Take the records underneath and set them down exactly.

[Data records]
★ ★ ★ ★
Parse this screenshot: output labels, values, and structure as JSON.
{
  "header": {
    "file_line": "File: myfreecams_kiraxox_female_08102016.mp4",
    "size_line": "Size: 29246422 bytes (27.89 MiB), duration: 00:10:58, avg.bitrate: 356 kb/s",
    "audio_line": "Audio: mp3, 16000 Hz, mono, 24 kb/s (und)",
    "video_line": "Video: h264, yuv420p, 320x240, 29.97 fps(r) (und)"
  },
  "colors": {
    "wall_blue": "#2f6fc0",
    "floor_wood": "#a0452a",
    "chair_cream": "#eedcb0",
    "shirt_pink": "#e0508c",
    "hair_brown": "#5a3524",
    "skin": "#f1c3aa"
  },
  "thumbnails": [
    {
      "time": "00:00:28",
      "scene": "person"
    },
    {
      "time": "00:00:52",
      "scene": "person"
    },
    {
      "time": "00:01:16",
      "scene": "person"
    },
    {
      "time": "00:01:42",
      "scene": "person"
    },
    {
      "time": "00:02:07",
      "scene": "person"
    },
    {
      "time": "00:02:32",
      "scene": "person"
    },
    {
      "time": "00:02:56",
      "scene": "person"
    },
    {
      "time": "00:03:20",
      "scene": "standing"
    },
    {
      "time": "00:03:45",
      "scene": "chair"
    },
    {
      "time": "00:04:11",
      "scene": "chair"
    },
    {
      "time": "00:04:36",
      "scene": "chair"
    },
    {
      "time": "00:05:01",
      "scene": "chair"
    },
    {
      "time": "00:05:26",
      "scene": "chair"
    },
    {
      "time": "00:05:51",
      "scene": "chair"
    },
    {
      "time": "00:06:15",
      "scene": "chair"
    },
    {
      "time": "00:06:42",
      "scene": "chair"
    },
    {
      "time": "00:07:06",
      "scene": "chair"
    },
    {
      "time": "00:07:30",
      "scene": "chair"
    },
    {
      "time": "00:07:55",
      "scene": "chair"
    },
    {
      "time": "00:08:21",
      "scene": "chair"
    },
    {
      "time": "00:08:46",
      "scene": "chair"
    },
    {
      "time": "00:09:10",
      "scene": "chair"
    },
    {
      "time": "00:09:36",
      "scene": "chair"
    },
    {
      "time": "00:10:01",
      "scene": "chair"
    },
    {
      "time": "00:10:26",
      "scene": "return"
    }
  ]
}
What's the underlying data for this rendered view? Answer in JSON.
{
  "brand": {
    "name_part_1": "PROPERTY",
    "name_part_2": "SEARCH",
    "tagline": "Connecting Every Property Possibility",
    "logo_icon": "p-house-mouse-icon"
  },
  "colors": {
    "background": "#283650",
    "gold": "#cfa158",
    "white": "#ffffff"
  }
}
★ ★ ★ ★
RESULT BELOW
Parse this screenshot: output labels, values, and structure as JSON.
{
  "header": {
    "file_line": "File: myfreecams_kiraxox_female_08102016.mp4",
    "size_line": "Size: 29246422 bytes (27.89 MiB), duration: 00:10:58, avg.bitrate: 356 kb/s",
    "audio_line": "Audio: mp3, 16000 Hz, mono, 24 kb/s (und)",
    "video_line": "Video: h264, yuv420p, 320x240, 29.97 fps(r) (und)"
  },
  "colors": {
    "wall_blue": "#2f6fc0",
    "floor_wood": "#a0452a",
    "chair_cream": "#eedcb0",
    "shirt_pink": "#e0508c",
    "hair_brown": "#5a3524",
    "skin": "#f1c3aa"
  },
  "thumbnails": [
    {
      "time": "00:00:28",
      "scene": "person"
    },
    {
      "time": "00:00:52",
      "scene": "person"
    },
    {
      "time": "00:01:16",
      "scene": "person"
    },
    {
      "time": "00:01:42",
      "scene": "person"
    },
    {
      "time": "00:02:07",
      "scene": "person"
    },
    {
      "time": "00:02:32",
      "scene": "person"
    },
    {
      "time": "00:02:56",
      "scene": "person"
    },
    {
      "time": "00:03:20",
      "scene": "standing"
    },
    {
      "time": "00:03:45",
      "scene": "chair"
    },
    {
      "time": "00:04:11",
      "scene": "chair"
    },
    {
      "time": "00:04:36",
      "scene": "chair"
    },
    {
      "time": "00:05:01",
      "scene": "chair"
    },
    {
      "time": "00:05:26",
      "scene": "chair"
    },
    {
      "time": "00:05:51",
      "scene": "chair"
    },
    {
      "time": "00:06:15",
      "scene": "chair"
    },
    {
      "time": "00:06:42",
      "scene": "chair"
    },
    {
      "time": "00:07:06",
      "scene": "chair"
    },
    {
      "time": "00:07:30",
      "scene": "chair"
    },
    {
      "time": "00:07:55",
      "scene": "chair"
    },
    {
      "time": "00:08:21",
      "scene": "chair"
    },
    {
      "time": "00:08:46",
      "scene": "chair"
    },
    {
      "time": "00:09:10",
      "scene": "chair"
    },
    {
      "time": "00:09:36",
      "scene": "chair"
    },
    {
      "time": "00:10:01",
      "scene": "chair"
    },
    {
      "time": "00:10:26",
      "scene": "return"
    }
  ]
}
What's the underlying data for this rendered view? Answer in JSON.
{
  "brand": {
    "name_part_1": "PROPERTY",
    "name_part_2": "SEARCH",
    "tagline": "Connecting Every Property Possibility",
    "logo_icon": "p-house-mouse-icon"
  },
  "colors": {
    "background": "#283650",
    "gold": "#cfa158",
    "white": "#ffffff"
  }
}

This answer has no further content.